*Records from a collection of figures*
=====

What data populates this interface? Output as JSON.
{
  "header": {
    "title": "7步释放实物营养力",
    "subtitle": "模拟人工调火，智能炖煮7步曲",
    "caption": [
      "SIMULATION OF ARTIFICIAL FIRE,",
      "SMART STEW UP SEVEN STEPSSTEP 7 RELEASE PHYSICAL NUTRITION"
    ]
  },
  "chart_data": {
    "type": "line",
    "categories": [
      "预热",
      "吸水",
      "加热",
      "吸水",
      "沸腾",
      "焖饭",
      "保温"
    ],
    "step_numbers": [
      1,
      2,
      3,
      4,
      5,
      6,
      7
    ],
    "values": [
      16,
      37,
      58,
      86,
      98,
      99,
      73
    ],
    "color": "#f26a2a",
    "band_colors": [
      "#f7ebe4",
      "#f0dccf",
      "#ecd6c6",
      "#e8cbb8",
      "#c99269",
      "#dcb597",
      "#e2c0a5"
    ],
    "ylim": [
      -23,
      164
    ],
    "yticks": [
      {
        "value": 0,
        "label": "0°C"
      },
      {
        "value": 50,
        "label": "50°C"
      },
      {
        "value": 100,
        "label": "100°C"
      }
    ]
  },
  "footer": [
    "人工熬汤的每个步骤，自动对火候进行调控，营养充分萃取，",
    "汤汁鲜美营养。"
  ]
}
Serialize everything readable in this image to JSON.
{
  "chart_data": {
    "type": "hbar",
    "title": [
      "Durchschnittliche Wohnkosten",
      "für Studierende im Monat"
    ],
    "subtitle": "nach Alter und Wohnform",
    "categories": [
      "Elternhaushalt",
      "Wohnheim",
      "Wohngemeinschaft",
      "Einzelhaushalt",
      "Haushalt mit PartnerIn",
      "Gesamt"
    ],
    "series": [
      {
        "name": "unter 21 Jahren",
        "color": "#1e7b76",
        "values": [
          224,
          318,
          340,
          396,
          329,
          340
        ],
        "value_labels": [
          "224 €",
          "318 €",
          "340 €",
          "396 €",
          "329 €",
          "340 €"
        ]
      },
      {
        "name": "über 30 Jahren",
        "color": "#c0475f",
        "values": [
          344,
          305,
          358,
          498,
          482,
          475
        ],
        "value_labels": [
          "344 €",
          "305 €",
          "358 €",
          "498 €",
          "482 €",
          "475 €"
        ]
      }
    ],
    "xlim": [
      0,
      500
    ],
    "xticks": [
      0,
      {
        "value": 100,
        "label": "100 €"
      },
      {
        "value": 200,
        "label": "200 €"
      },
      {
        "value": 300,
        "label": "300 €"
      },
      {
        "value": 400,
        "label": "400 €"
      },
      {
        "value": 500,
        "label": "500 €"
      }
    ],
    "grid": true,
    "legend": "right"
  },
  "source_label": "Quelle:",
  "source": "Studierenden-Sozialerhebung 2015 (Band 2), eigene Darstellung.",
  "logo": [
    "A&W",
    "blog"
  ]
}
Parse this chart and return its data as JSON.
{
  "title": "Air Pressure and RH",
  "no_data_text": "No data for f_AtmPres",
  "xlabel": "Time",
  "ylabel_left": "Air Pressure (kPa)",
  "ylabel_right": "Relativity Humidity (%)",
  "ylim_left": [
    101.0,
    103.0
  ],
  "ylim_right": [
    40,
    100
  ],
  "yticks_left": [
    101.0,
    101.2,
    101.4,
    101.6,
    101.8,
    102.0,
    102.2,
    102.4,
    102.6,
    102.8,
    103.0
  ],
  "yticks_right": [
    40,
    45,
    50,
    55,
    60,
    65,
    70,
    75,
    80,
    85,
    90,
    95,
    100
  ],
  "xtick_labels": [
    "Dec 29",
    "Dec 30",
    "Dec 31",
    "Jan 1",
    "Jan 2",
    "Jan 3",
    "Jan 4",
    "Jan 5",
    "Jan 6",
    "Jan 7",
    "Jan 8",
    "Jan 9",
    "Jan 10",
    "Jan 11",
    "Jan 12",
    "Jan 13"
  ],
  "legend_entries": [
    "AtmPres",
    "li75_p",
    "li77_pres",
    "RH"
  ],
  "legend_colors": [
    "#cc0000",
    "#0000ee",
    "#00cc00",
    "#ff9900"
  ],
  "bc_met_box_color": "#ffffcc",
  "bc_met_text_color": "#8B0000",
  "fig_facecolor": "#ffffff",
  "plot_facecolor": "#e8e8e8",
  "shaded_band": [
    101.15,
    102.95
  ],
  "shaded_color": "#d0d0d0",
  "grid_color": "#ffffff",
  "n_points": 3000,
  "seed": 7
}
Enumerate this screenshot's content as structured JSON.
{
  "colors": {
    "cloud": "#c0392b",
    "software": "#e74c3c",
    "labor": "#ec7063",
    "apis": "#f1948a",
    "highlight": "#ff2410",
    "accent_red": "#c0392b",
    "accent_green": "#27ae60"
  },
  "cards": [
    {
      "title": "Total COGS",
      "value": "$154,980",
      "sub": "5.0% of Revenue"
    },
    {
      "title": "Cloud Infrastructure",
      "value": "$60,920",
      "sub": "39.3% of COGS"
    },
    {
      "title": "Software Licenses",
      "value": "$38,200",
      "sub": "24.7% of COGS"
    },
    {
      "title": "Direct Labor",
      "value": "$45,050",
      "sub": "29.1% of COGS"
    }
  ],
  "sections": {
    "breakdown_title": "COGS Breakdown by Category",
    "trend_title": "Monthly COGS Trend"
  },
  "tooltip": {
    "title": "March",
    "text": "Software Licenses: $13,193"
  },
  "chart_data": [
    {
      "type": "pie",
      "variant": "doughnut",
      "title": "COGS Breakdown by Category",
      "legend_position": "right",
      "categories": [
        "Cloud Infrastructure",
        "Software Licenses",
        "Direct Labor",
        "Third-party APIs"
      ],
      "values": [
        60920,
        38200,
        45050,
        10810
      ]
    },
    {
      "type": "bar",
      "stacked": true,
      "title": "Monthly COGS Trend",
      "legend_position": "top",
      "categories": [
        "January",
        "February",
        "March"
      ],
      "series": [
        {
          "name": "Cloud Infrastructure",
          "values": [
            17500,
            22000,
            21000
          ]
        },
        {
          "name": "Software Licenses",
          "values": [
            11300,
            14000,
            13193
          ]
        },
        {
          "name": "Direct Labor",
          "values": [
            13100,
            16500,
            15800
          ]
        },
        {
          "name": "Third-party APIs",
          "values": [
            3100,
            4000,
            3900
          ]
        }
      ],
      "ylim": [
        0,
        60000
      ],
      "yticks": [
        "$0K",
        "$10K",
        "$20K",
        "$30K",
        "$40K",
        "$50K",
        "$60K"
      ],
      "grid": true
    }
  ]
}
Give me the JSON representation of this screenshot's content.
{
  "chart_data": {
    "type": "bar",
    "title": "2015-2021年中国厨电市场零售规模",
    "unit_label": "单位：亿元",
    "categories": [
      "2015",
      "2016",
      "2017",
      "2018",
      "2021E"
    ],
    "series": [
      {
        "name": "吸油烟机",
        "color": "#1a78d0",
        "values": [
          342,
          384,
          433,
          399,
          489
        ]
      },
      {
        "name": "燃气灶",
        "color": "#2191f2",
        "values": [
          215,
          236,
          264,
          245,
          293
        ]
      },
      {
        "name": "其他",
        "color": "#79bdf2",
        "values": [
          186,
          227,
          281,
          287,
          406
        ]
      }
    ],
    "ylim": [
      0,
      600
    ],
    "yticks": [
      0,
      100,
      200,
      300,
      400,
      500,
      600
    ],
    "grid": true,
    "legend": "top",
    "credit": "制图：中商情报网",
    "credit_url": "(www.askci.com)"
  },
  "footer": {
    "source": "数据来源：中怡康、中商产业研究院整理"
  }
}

=====

*What to produce*
Give all the records again. Match them exactly.

*The completed task*
What data populates this interface? Output as JSON.
{
  "header": {
    "title": "7步释放实物营养力",
    "subtitle": "模拟人工调火，智能炖煮7步曲",
    "caption": [
      "SIMULATION OF ARTIFICIAL FIRE,",
      "SMART STEW UP SEVEN STEPSSTEP 7 RELEASE PHYSICAL NUTRITION"
    ]
  },
  "chart_data": {
    "type": "line",
    "categories": [
      "预热",
      "吸水",
      "加热",
      "吸水",
      "沸腾",
      "焖饭",
      "保温"
    ],
    "step_numbers": [
      1,
      2,
      3,
      4,
      5,
      6,
      7
    ],
    "values": [
      16,
      37,
      58,
      86,
      98,
      99,
      73
    ],
    "color": "#f26a2a",
    "band_colors": [
      "#f7ebe4",
      "#f0dccf",
      "#ecd6c6",
      "#e8cbb8",
      "#c99269",
      "#dcb597",
      "#e2c0a5"
    ],
    "ylim": [
      -23,
      164
    ],
    "yticks": [
      {
        "value": 0,
        "label": "0°C"
      },
      {
        "value": 50,
        "label": "50°C"
      },
      {
        "value": 100,
        "label": "100°C"
      }
    ]
  },
  "footer": [
    "人工熬汤的每个步骤，自动对火候进行调控，营养充分萃取，",
    "汤汁鲜美营养。"
  ]
}
Serialize everything readable in this image to JSON.
{
  "chart_data": {
    "type": "hbar",
    "title": [
      "Durchschnittliche Wohnkosten",
      "für Studierende im Monat"
    ],
    "subtitle": "nach Alter und Wohnform",
    "categories": [
      "Elternhaushalt",
      "Wohnheim",
      "Wohngemeinschaft",
      "Einzelhaushalt",
      "Haushalt mit PartnerIn",
      "Gesamt"
    ],
    "series": [
      {
        "name": "unter 21 Jahren",
        "color": "#1e7b76",
        "values": [
          224,
          318,
          340,
          396,
          329,
          340
        ],
        "value_labels": [
          "224 €",
          "318 €",
          "340 €",
          "396 €",
          "329 €",
          "340 €"
        ]
      },
      {
        "name": "über 30 Jahren",
        "color": "#c0475f",
        "values": [
          344,
          305,
          358,
          498,
          482,
          475
        ],
        "value_labels": [
          "344 €",
          "305 €",
          "358 €",
          "498 €",
          "482 €",
          "475 €"
        ]
      }
    ],
    "xlim": [
      0,
      500
    ],
    "xticks": [
      0,
      {
        "value": 100,
        "label": "100 €"
      },
      {
        "value": 200,
        "label": "200 €"
      },
      {
        "value": 300,
        "label": "300 €"
      },
      {
        "value": 400,
        "label": "400 €"
      },
      {
        "value": 500,
        "label": "500 €"
      }
    ],
    "grid": true,
    "legend": "right"
  },
  "source_label": "Quelle:",
  "source": "Studierenden-Sozialerhebung 2015 (Band 2), eigene Darstellung.",
  "logo": [
    "A&W",
    "blog"
  ]
}
Parse this chart and return its data as JSON.
{
  "title": "Air Pressure and RH",
  "no_data_text": "No data for f_AtmPres",
  "xlabel": "Time",
  "ylabel_left": "Air Pressure (kPa)",
  "ylabel_right": "Relativity Humidity (%)",
  "ylim_left": [
    101.0,
    103.0
  ],
  "ylim_right": [
    40,
    100
  ],
  "yticks_left": [
    101.0,
    101.2,
    101.4,
    101.6,
    101.8,
    102.0,
    102.2,
    102.4,
    102.6,
    102.8,
    103.0
  ],
  "yticks_right": [
    40,
    45,
    50,
    55,
    60,
    65,
    70,
    75,
    80,
    85,
    90,
    95,
    100
  ],
  "xtick_labels": [
    "Dec 29",
    "Dec 30",
    "Dec 31",
    "Jan 1",
    "Jan 2",
    "Jan 3",
    "Jan 4",
    "Jan 5",
    "Jan 6",
    "Jan 7",
    "Jan 8",
    "Jan 9",
    "Jan 10",
    "Jan 11",
    "Jan 12",
    "Jan 13"
  ],
  "legend_entries": [
    "AtmPres",
    "li75_p",
    "li77_pres",
    "RH"
  ],
  "legend_colors": [
    "#cc0000",
    "#0000ee",
    "#00cc00",
    "#ff9900"
  ],
  "bc_met_box_color": "#ffffcc",
  "bc_met_text_color": "#8B0000",
  "fig_facecolor": "#ffffff",
  "plot_facecolor": "#e8e8e8",
  "shaded_band": [
    101.15,
    102.95
  ],
  "shaded_color": "#d0d0d0",
  "grid_color": "#ffffff",
  "n_points": 3000,
  "seed": 7
}
Enumerate this screenshot's content as structured JSON.
{
  "colors": {
    "cloud": "#c0392b",
    "software": "#e74c3c",
    "labor": "#ec7063",
    "apis": "#f1948a",
    "highlight": "#ff2410",
    "accent_red": "#c0392b",
    "accent_green": "#27ae60"
  },
  "cards": [
    {
      "title": "Total COGS",
      "value": "$154,980",
      "sub": "5.0% of Revenue"
    },
    {
      "title": "Cloud Infrastructure",
      "value": "$60,920",
      "sub": "39.3% of COGS"
    },
    {
      "title": "Software Licenses",
      "value": "$38,200",
      "sub": "24.7% of COGS"
    },
    {
      "title": "Direct Labor",
      "value": "$45,050",
      "sub": "29.1% of COGS"
    }
  ],
  "sections": {
    "breakdown_title": "COGS Breakdown by Category",
    "trend_title": "Monthly COGS Trend"
  },
  "tooltip": {
    "title": "March",
    "text": "Software Licenses: $13,193"
  },
  "chart_data": [
    {
      "type": "pie",
      "variant": "doughnut",
      "title": "COGS Breakdown by Category",
      "legend_position": "right",
      "categories": [
        "Cloud Infrastructure",
        "Software Licenses",
        "Direct Labor",
        "Third-party APIs"
      ],
      "values": [
        60920,
        38200,
        45050,
        10810
      ]
    },
    {
      "type": "bar",
      "stacked": true,
      "title": "Monthly COGS Trend",
      "legend_position": "top",
      "categories": [
        "January",
        "February",
        "March"
      ],
      "series": [
        {
          "name": "Cloud Infrastructure",
          "values": [
            17500,
            22000,
            21000
          ]
        },
        {
          "name": "Software Licenses",
          "values": [
            11300,
            14000,
            13193
          ]
        },
        {
          "name": "Direct Labor",
          "values": [
            13100,
            16500,
            15800
          ]
        },
        {
          "name": "Third-party APIs",
          "values": [
            3100,
            4000,
            3900
          ]
        }
      ],
      "ylim": [
        0,
        60000
      ],
      "yticks": [
        "$0K",
        "$10K",
        "$20K",
        "$30K",
        "$40K",
        "$50K",
        "$60K"
      ],
      "grid": true
    }
  ]
}
Give me the JSON representation of this screenshot's content.
{
  "chart_data": {
    "type": "bar",
    "title": "2015-2021年中国厨电市场零售规模",
    "unit_label": "单位：亿元",
    "categories": [
      "2015",
      "2016",
      "2017",
      "2018",
      "2021E"
    ],
    "series": [
      {
        "name": "吸油烟机",
        "color": "#1a78d0",
        "values": [
          342,
          384,
          433,
          399,
          489
        ]
      },
      {
        "name": "燃气灶",
        "color": "#2191f2",
        "values": [
          215,
          236,
          264,
          245,
          293
        ]
      },
      {
        "name": "其他",
        "color": "#79bdf2",
        "values": [
          186,
          227,
          281,
          287,
          406
        ]
      }
    ],
    "ylim": [
      0,
      600
    ],
    "yticks": [
      0,
      100,
      200,
      300,
      400,
      500,
      600
    ],
    "grid": true,
    "legend": "top",
    "credit": "制图：中商情报网",
    "credit_url": "(www.askci.com)"
  },
  "footer": {
    "source": "数据来源：中怡康、中商产业研究院整理"
  }
}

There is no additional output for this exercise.